» CONSEGNA 1
Restituisci tali e quali le righe dei record, dalla prima fino a quella che contiene "report-header (190, 86, 316, 122)", entrambe comprese.

» ARTICOLO
-=-=-

Provo a mettere in circolo poche banalità di base oltre i tabù ideologici che tendono a renderle irricevibili.

Chiunque si ispiri a dei valori di uguaglianza, libertà e fraternità non può che essere indignato di fronte a una società planetaria dove tutte le conquiste sociali sono state erose da un’offensiva produttivistica e consumistica in costante accelerazione da mezzo secolo. Una tale alienazione, tuttavia, ha radici ben più antiche nella struttura economicista della civiltà del lavoro.

Già un uomo sensibile come Orwell, denunciando per primo il rischio del Big Brother, opponeva la Common Decency di una società umana al cinismo sfruttatore di cui Marchionne non è oggi che una infima, cinica e modernissima rotella.

-=-=-

» DATI FORNITI
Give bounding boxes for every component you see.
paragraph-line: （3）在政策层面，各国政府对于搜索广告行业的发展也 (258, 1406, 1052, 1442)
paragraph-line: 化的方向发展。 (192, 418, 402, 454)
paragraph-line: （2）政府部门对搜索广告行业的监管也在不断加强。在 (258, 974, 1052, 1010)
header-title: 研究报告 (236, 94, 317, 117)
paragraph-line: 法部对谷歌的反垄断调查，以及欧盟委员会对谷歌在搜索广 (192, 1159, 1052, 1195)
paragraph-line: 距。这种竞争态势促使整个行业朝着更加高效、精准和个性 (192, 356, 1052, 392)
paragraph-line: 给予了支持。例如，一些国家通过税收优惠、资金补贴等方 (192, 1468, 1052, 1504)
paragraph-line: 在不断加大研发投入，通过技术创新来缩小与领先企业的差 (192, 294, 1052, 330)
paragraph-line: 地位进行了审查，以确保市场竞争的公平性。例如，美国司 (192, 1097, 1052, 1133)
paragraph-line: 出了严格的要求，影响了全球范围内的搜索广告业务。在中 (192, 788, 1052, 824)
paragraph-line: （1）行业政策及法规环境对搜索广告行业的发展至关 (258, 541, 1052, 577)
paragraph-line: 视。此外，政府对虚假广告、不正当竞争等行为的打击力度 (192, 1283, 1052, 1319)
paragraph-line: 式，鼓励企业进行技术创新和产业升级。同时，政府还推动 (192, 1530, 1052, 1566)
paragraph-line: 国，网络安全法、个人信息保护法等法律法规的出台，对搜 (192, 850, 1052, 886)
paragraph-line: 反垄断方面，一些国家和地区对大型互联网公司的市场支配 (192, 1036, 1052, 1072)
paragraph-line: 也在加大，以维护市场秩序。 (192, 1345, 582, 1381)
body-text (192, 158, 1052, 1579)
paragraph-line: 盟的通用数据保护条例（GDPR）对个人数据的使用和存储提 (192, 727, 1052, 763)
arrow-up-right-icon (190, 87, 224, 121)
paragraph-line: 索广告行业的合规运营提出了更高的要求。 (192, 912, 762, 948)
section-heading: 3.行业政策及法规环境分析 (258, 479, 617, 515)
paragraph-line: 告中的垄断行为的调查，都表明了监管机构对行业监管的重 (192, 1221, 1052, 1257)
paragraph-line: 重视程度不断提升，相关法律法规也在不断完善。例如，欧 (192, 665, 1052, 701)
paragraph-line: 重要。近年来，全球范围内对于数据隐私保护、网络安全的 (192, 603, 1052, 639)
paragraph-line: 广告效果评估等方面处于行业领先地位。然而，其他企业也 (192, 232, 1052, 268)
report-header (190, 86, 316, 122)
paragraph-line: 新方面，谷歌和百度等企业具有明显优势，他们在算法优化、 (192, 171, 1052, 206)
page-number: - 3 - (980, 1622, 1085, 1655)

-=-=-

» CONSEGNA 2
Nell'articolo, che cosa opponeva Orwell al cinismo sfruttatore?

» SOLUZIONE 1
Give bounding boxes for every component you see.
paragraph-line: （3）在政策层面，各国政府对于搜索广告行业的发展也 (258, 1406, 1052, 1442)
paragraph-line: 化的方向发展。 (192, 418, 402, 454)
paragraph-line: （2）政府部门对搜索广告行业的监管也在不断加强。在 (258, 974, 1052, 1010)
header-title: 研究报告 (236, 94, 317, 117)
paragraph-line: 法部对谷歌的反垄断调查，以及欧盟委员会对谷歌在搜索广 (192, 1159, 1052, 1195)
paragraph-line: 距。这种竞争态势促使整个行业朝着更加高效、精准和个性 (192, 356, 1052, 392)
paragraph-line: 给予了支持。例如，一些国家通过税收优惠、资金补贴等方 (192, 1468, 1052, 1504)
paragraph-line: 在不断加大研发投入，通过技术创新来缩小与领先企业的差 (192, 294, 1052, 330)
paragraph-line: 地位进行了审查，以确保市场竞争的公平性。例如，美国司 (192, 1097, 1052, 1133)
paragraph-line: 出了严格的要求，影响了全球范围内的搜索广告业务。在中 (192, 788, 1052, 824)
paragraph-line: （1）行业政策及法规环境对搜索广告行业的发展至关 (258, 541, 1052, 577)
paragraph-line: 视。此外，政府对虚假广告、不正当竞争等行为的打击力度 (192, 1283, 1052, 1319)
paragraph-line: 式，鼓励企业进行技术创新和产业升级。同时，政府还推动 (192, 1530, 1052, 1566)
paragraph-line: 国，网络安全法、个人信息保护法等法律法规的出台，对搜 (192, 850, 1052, 886)
paragraph-line: 反垄断方面，一些国家和地区对大型互联网公司的市场支配 (192, 1036, 1052, 1072)
paragraph-line: 也在加大，以维护市场秩序。 (192, 1345, 582, 1381)
body-text (192, 158, 1052, 1579)
paragraph-line: 盟的通用数据保护条例（GDPR）对个人数据的使用和存储提 (192, 727, 1052, 763)
arrow-up-right-icon (190, 87, 224, 121)
paragraph-line: 索广告行业的合规运营提出了更高的要求。 (192, 912, 762, 948)
section-heading: 3.行业政策及法规环境分析 (258, 479, 617, 515)
paragraph-line: 告中的垄断行为的调查，都表明了监管机构对行业监管的重 (192, 1221, 1052, 1257)
paragraph-line: 重视程度不断提升，相关法律法规也在不断完善。例如，欧 (192, 665, 1052, 701)
paragraph-line: 重要。近年来，全球范围内对于数据隐私保护、网络安全的 (192, 603, 1052, 639)
paragraph-line: 广告效果评估等方面处于行业领先地位。然而，其他企业也 (192, 232, 1052, 268)
report-header (190, 86, 316, 122)

» SOLUZIONE 2
La Common Decency di una società umana.